* _Set exercise_:
Repeat each entry as written and leave the images out of the copy.

-- start of Record excerpts --

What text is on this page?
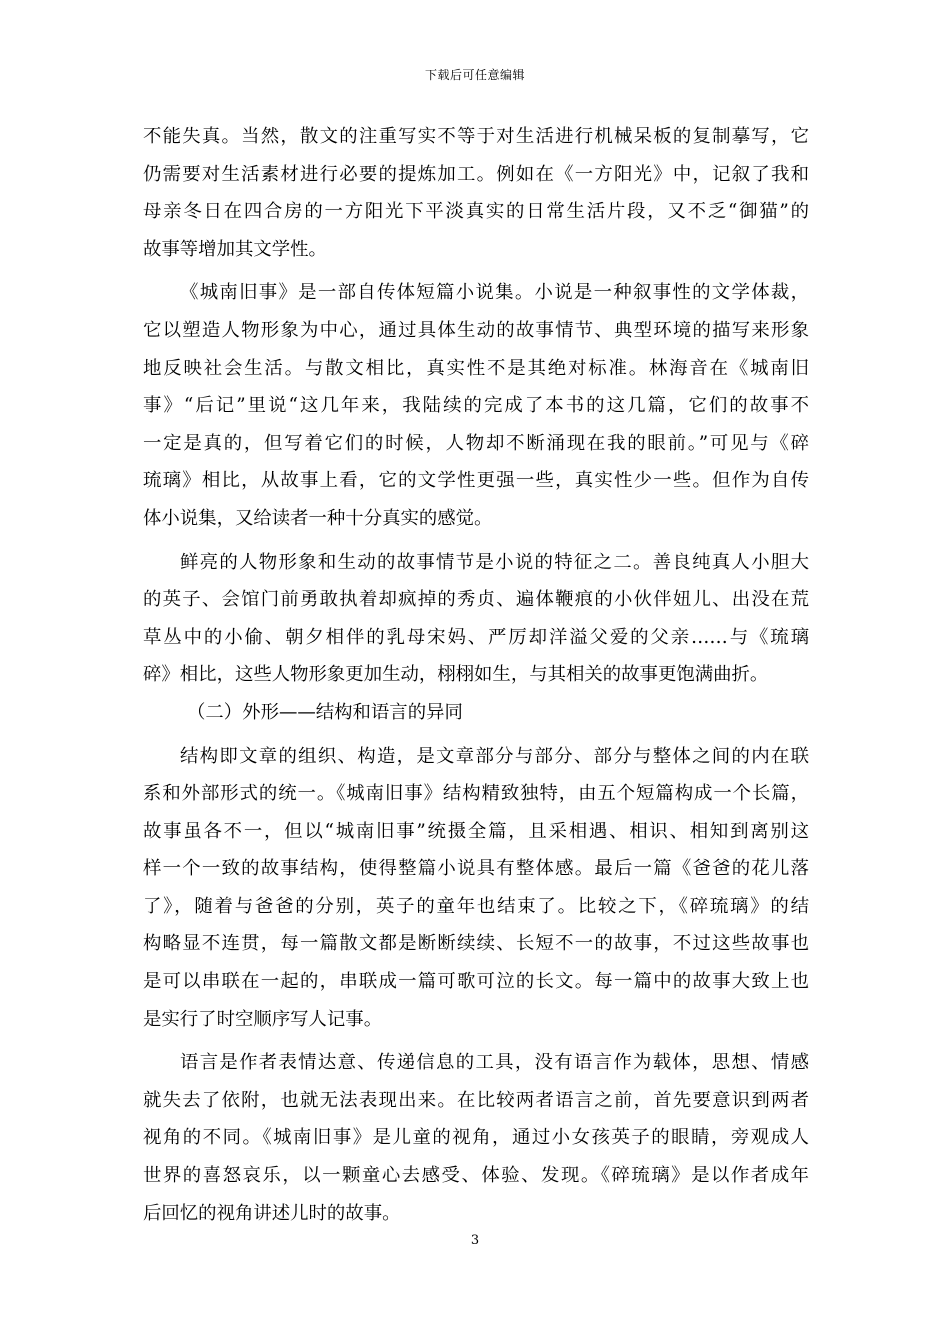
下载后可任意编辑
不能失真。当然，散文的注重写实不等于对生活进行机械呆板的复制摹写，它
仍需要对生活素材进行必要的提炼加工。例如在《一方阳光》中，记叙了我和
母亲冬日在四合房的一方阳光下平淡真实的日常生活片段，又不乏“御猫”的
故事等增加其文学性。
《城南旧事》是一部自传体短篇小说集。小说是一种叙事性的文学体裁，
它以塑造人物形象为中心，通过具体生动的故事情节、典型环境的描写来形象
地反映社会生活。与散文相比，真实性不是其绝对标准。林海音在《城南旧
事》“后记”里说“这几年来，我陆续的完成了本书的这几篇，它们的故事不
一定是真的，但写着它们的时候，人物却不断涌现在我的眼前。”可见与《碎
琉璃》相比，从故事上看，它的文学性更强一些，真实性少一些。但作为自传
体小说集，又给读者一种十分真实的感觉。
鲜亮的人物形象和生动的故事情节是小说的特征之二。善良纯真人小胆大
的英子、会馆门前勇敢执着却疯掉的秀贞、遍体鞭痕的小伙伴妞儿、出没在荒
草丛中的小偷、朝夕相伴的乳母宋妈、严厉却洋溢父爱的父亲……与《琉璃
碎》相比，这些人物形象更加生动，栩栩如生，与其相关的故事更饱满曲折。
（二）外形——结构和语言的异同
结构即文章的组织、构造，是文章部分与部分、部分与整体之间的内在联
系和外部形式的统一。《城南旧事》结构精致独特，由五个短篇构成一个长篇，
故事虽各不一，但以“城南旧事”统摄全篇，且采相遇、相识、相知到离别这
样一个一致的故事结构，使得整篇小说具有整体感。最后一篇《爸爸的花儿落
了》，随着与爸爸的分别，英子的童年也结束了。比较之下，《碎琉璃》的结
构略显不连贯，每一篇散文都是断断续续、长短不一的故事，不过这些故事也
是可以串联在一起的，串联成一篇可歌可泣的长文。每一篇中的故事大致上也
是实行了时空顺序写人记事。
语言是作者表情达意、传递信息的工具，没有语言作为载体，思想、情感
就失去了依附，也就无法表现出来。在比较两者语言之前，首先要意识到两者
视角的不同。《城南旧事》是儿童的视角，通过小女孩英子的眼睛，旁观成人
世界的喜怒哀乐，以一颗童心去感受、体验、发现。《碎琉璃》是以作者成年
后回忆的视角讲述儿时的故事。
3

-- end of Record excerpts --

* _Answer to the problem_:
What text is on this page?
下载后可任意编辑
不能失真。当然，散文的注重写实不等于对生活进行机械呆板的复制摹写，它
仍需要对生活素材进行必要的提炼加工。例如在《一方阳光》中，记叙了我和
母亲冬日在四合房的一方阳光下平淡真实的日常生活片段，又不乏“御猫”的
故事等增加其文学性。
《城南旧事》是一部自传体短篇小说集。小说是一种叙事性的文学体裁，
它以塑造人物形象为中心，通过具体生动的故事情节、典型环境的描写来形象
地反映社会生活。与散文相比，真实性不是其绝对标准。林海音在《城南旧
事》“后记”里说“这几年来，我陆续的完成了本书的这几篇，它们的故事不
一定是真的，但写着它们的时候，人物却不断涌现在我的眼前。”可见与《碎
琉璃》相比，从故事上看，它的文学性更强一些，真实性少一些。但作为自传
体小说集，又给读者一种十分真实的感觉。
鲜亮的人物形象和生动的故事情节是小说的特征之二。善良纯真人小胆大
的英子、会馆门前勇敢执着却疯掉的秀贞、遍体鞭痕的小伙伴妞儿、出没在荒
草丛中的小偷、朝夕相伴的乳母宋妈、严厉却洋溢父爱的父亲……与《琉璃
碎》相比，这些人物形象更加生动，栩栩如生，与其相关的故事更饱满曲折。
（二）外形——结构和语言的异同
结构即文章的组织、构造，是文章部分与部分、部分与整体之间的内在联
系和外部形式的统一。《城南旧事》结构精致独特，由五个短篇构成一个长篇，
故事虽各不一，但以“城南旧事”统摄全篇，且采相遇、相识、相知到离别这
样一个一致的故事结构，使得整篇小说具有整体感。最后一篇《爸爸的花儿落
了》，随着与爸爸的分别，英子的童年也结束了。比较之下，《碎琉璃》的结
构略显不连贯，每一篇散文都是断断续续、长短不一的故事，不过这些故事也
是可以串联在一起的，串联成一篇可歌可泣的长文。每一篇中的故事大致上也
是实行了时空顺序写人记事。
语言是作者表情达意、传递信息的工具，没有语言作为载体，思想、情感
就失去了依附，也就无法表现出来。在比较两者语言之前，首先要意识到两者
视角的不同。《城南旧事》是儿童的视角，通过小女孩英子的眼睛，旁观成人
世界的喜怒哀乐，以一颗童心去感受、体验、发现。《碎琉璃》是以作者成年
后回忆的视角讲述儿时的故事。
3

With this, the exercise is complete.